▸ Given request:
Each line that holds the word "from" counts once; give the total number of such lines and nothing else.

▸ Exercise material:

* START *

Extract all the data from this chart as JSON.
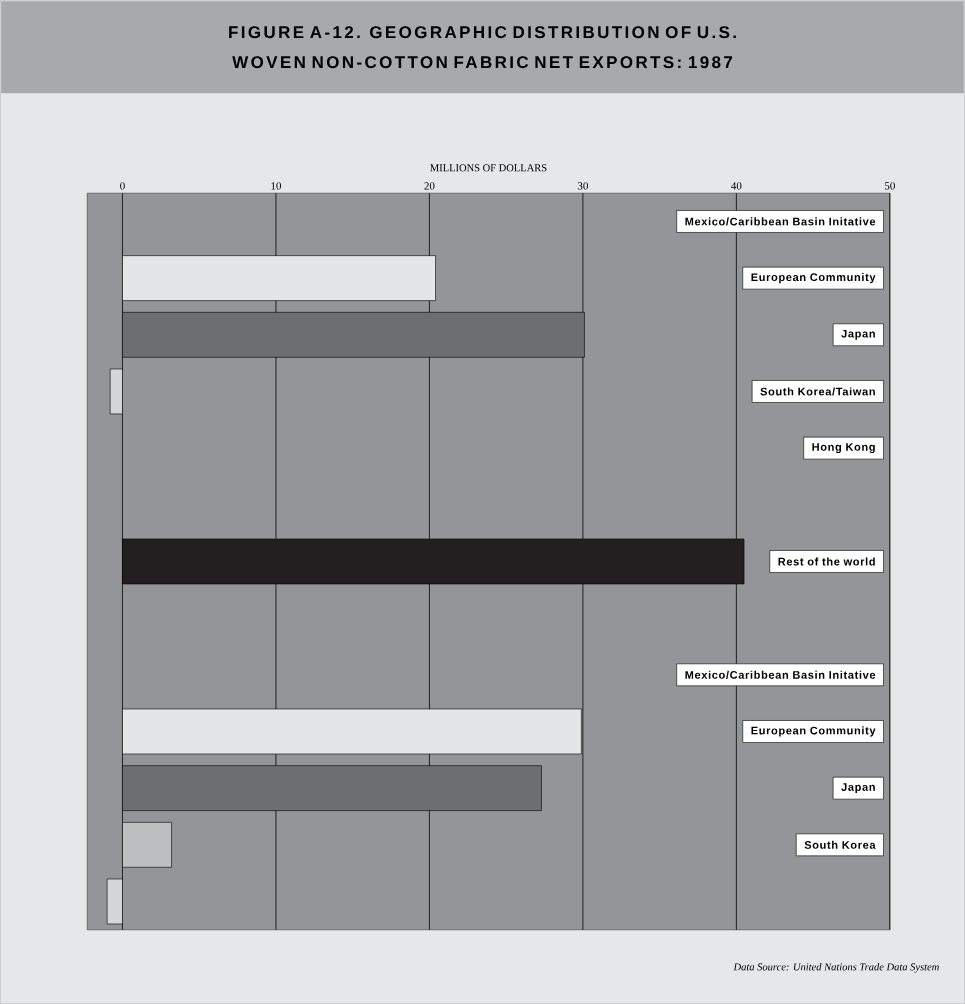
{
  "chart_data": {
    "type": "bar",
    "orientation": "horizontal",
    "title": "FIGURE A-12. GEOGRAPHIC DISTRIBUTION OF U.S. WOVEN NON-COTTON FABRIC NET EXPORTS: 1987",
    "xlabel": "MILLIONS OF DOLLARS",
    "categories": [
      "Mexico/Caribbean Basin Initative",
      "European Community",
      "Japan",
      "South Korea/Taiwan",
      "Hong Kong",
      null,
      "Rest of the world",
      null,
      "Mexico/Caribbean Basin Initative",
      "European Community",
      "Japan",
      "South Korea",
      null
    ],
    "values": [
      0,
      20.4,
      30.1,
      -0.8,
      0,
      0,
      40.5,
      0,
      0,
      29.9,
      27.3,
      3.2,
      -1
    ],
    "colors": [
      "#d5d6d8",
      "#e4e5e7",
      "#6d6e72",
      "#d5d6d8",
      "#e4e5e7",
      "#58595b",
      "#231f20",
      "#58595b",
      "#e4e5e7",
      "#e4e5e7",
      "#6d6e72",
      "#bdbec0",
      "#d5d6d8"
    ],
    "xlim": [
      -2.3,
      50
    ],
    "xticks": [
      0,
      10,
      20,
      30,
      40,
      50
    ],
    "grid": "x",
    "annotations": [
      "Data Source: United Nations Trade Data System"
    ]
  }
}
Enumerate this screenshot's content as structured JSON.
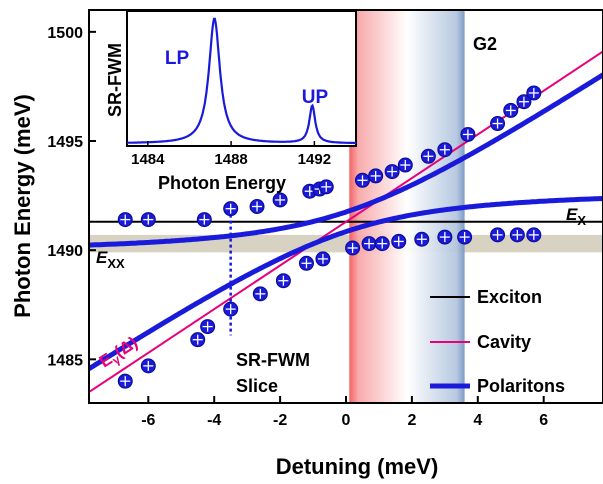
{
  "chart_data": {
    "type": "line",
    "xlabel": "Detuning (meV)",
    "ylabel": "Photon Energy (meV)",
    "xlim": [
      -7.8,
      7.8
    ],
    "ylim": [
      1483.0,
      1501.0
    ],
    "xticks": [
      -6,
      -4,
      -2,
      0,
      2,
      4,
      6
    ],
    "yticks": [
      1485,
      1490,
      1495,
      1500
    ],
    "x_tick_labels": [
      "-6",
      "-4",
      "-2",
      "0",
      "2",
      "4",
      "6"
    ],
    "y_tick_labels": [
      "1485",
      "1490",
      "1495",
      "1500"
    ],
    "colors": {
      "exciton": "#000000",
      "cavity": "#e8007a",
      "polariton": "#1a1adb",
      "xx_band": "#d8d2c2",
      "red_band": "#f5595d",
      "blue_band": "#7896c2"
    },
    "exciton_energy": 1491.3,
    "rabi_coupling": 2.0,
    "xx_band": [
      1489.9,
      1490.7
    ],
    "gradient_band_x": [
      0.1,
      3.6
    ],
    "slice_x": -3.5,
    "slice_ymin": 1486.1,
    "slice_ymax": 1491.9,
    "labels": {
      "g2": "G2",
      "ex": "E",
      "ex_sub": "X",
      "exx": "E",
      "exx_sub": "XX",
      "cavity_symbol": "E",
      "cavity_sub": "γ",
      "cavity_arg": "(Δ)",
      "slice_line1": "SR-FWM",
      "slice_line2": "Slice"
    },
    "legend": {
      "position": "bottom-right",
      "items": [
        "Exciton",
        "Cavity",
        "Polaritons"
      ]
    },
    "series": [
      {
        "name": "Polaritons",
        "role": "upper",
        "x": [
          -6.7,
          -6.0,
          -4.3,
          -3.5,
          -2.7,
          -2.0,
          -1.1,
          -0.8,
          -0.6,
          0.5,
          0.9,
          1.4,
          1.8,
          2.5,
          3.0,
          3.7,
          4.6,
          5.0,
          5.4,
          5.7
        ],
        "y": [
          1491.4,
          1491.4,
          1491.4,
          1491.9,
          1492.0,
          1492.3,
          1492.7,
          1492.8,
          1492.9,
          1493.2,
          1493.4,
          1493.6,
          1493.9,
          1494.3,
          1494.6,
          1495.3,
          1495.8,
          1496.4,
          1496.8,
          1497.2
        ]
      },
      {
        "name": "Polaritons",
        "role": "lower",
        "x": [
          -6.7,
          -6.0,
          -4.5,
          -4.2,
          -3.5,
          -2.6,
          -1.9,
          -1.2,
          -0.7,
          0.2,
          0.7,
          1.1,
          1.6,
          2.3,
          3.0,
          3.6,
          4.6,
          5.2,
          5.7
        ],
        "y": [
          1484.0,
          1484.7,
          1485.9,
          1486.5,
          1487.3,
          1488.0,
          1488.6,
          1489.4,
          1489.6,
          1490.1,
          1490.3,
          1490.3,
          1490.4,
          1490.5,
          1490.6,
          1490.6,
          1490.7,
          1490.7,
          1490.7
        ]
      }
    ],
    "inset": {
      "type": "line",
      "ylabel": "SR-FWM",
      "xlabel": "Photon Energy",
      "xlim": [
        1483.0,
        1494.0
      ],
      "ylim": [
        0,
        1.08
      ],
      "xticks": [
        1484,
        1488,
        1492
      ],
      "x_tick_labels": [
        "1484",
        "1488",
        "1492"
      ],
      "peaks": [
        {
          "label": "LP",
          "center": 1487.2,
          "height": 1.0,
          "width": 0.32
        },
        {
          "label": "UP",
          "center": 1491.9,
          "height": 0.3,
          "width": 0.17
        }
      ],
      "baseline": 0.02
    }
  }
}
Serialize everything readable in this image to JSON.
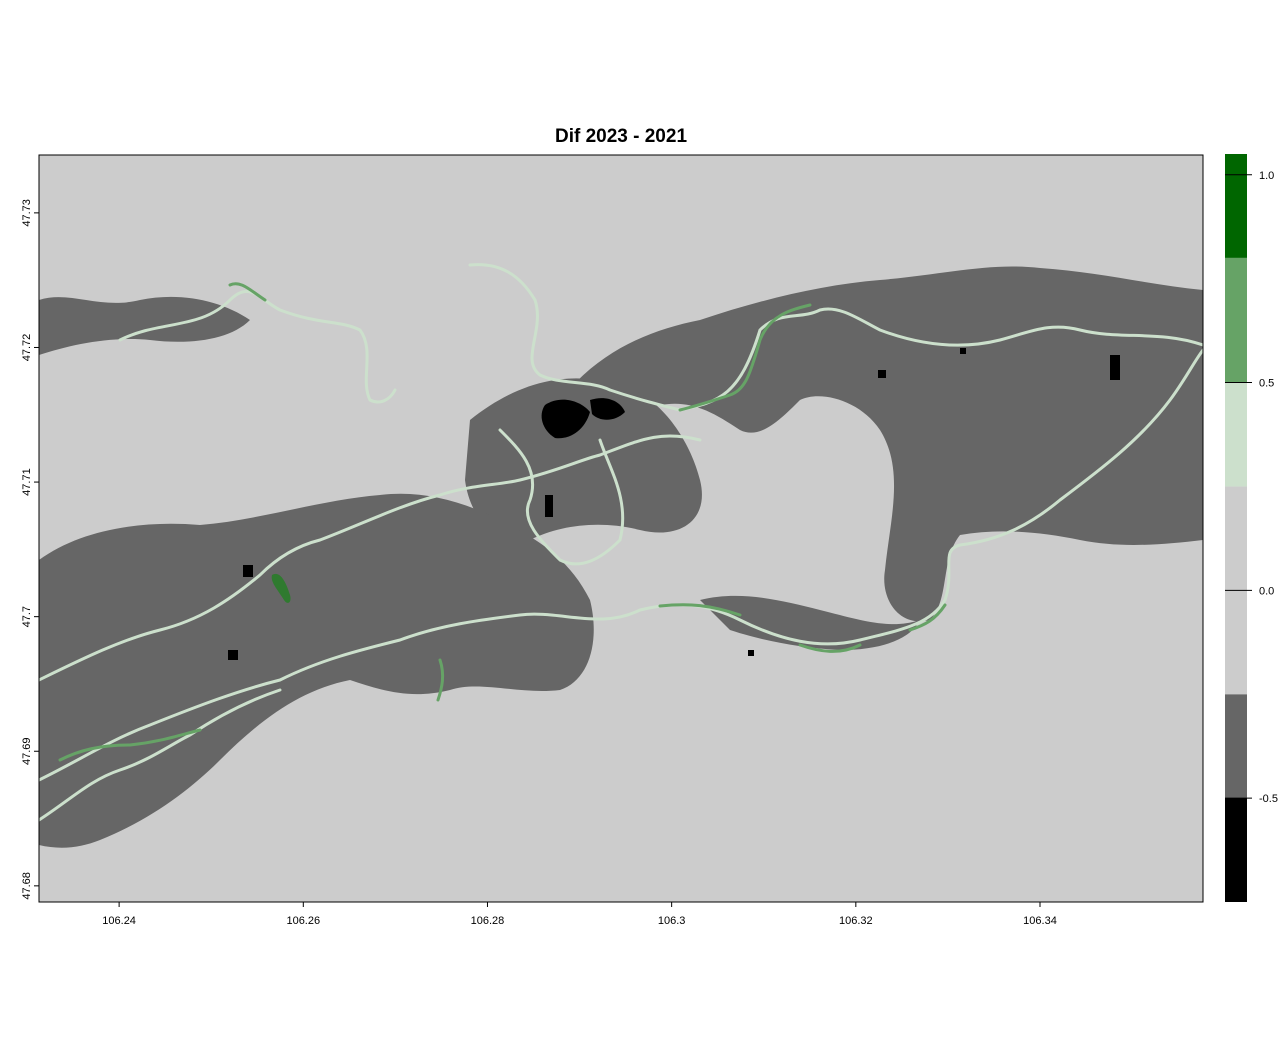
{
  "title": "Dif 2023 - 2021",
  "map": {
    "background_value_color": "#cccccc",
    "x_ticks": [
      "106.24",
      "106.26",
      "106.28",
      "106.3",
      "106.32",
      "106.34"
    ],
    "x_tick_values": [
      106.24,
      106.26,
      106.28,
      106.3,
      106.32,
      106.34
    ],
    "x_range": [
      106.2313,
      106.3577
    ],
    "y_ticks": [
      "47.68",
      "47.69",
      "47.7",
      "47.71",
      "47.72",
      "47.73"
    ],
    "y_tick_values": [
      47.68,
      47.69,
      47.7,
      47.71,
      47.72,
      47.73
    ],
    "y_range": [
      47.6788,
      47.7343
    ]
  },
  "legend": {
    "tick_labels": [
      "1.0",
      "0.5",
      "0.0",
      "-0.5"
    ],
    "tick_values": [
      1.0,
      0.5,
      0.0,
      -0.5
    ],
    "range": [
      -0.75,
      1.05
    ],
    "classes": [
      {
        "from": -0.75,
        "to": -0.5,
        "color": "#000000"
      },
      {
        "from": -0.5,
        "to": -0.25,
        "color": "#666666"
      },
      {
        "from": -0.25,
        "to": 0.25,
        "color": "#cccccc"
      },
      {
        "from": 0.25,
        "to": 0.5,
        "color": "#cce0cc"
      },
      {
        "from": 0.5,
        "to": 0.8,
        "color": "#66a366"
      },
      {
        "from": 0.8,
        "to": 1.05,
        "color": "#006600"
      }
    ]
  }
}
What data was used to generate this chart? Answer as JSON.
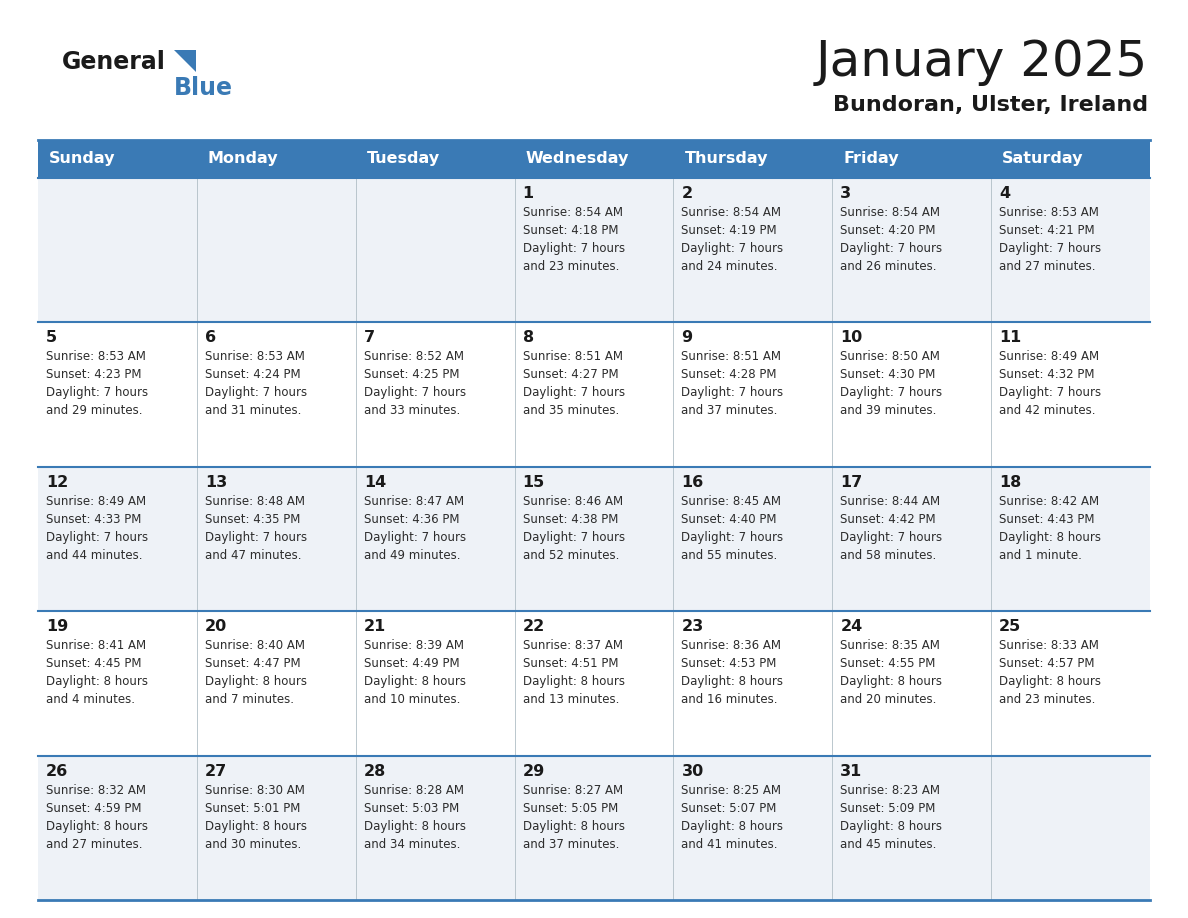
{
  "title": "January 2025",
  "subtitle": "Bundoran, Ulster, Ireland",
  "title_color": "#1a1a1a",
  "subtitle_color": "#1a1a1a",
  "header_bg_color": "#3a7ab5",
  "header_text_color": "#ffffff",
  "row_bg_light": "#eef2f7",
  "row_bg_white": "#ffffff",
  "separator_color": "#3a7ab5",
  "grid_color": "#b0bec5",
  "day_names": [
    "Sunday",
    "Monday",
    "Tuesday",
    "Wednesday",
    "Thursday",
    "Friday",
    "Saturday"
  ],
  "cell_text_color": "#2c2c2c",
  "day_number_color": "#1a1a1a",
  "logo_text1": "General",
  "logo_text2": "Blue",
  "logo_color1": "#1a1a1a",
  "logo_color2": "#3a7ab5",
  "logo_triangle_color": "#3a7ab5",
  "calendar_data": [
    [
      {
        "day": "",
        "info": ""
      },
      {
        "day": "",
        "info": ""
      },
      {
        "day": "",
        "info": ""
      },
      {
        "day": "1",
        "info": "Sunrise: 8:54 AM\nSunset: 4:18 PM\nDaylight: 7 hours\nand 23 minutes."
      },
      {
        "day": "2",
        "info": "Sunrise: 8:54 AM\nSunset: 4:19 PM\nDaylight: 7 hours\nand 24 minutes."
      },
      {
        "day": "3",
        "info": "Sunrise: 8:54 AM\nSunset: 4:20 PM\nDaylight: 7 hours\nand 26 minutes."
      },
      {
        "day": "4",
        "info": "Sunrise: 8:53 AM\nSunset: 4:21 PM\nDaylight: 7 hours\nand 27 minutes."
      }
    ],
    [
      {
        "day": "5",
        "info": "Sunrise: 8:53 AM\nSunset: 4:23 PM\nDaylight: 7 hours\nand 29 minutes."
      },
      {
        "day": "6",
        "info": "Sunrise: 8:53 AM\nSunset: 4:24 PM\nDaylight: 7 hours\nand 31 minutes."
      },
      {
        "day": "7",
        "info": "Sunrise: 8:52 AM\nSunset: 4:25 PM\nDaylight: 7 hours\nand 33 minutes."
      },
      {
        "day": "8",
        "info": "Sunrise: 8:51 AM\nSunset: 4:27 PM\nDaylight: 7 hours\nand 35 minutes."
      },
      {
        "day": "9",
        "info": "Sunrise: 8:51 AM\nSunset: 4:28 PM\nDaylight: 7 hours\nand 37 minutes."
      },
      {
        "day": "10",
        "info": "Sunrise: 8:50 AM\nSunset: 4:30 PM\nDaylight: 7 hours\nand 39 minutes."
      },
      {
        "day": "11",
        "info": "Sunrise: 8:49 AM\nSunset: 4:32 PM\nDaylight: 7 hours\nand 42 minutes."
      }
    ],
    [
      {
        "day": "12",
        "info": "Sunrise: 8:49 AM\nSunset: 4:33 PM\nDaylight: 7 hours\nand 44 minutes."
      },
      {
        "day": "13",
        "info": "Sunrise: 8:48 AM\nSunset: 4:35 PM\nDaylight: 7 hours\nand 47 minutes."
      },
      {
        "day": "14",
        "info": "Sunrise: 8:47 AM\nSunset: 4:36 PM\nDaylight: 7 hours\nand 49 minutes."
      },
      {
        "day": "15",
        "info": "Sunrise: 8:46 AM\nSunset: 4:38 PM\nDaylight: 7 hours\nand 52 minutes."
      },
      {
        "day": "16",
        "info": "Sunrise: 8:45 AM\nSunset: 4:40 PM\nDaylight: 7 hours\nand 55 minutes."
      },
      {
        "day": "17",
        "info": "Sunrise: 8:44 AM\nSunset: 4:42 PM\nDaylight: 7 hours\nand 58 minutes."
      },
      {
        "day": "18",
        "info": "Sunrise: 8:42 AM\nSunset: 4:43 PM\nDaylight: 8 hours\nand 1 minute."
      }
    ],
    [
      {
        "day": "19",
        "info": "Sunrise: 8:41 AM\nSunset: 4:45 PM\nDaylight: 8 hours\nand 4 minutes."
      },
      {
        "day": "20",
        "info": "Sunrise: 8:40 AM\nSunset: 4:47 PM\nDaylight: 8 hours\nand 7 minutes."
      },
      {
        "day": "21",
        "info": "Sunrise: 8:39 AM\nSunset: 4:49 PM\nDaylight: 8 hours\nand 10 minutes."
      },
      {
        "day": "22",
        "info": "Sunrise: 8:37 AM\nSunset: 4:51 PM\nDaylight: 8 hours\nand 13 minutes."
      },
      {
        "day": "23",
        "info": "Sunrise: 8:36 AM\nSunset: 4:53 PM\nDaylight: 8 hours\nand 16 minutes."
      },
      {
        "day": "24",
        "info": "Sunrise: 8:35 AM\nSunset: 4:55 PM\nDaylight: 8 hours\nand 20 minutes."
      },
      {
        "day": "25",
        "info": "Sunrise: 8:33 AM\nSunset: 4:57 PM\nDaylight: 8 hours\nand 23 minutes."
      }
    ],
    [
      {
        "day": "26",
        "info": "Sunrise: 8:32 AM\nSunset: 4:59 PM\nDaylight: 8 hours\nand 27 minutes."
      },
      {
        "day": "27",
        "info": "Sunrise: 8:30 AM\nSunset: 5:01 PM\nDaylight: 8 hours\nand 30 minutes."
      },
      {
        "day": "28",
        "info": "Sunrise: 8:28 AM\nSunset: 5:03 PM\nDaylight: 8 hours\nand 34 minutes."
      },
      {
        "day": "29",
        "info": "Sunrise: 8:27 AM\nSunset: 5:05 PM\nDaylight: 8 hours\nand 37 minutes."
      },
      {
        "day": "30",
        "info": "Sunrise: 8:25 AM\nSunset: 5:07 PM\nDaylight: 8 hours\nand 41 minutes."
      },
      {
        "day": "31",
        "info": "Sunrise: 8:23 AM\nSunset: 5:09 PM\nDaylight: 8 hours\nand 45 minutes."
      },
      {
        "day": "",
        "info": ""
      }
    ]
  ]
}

* END *

▸ Worked solution:
7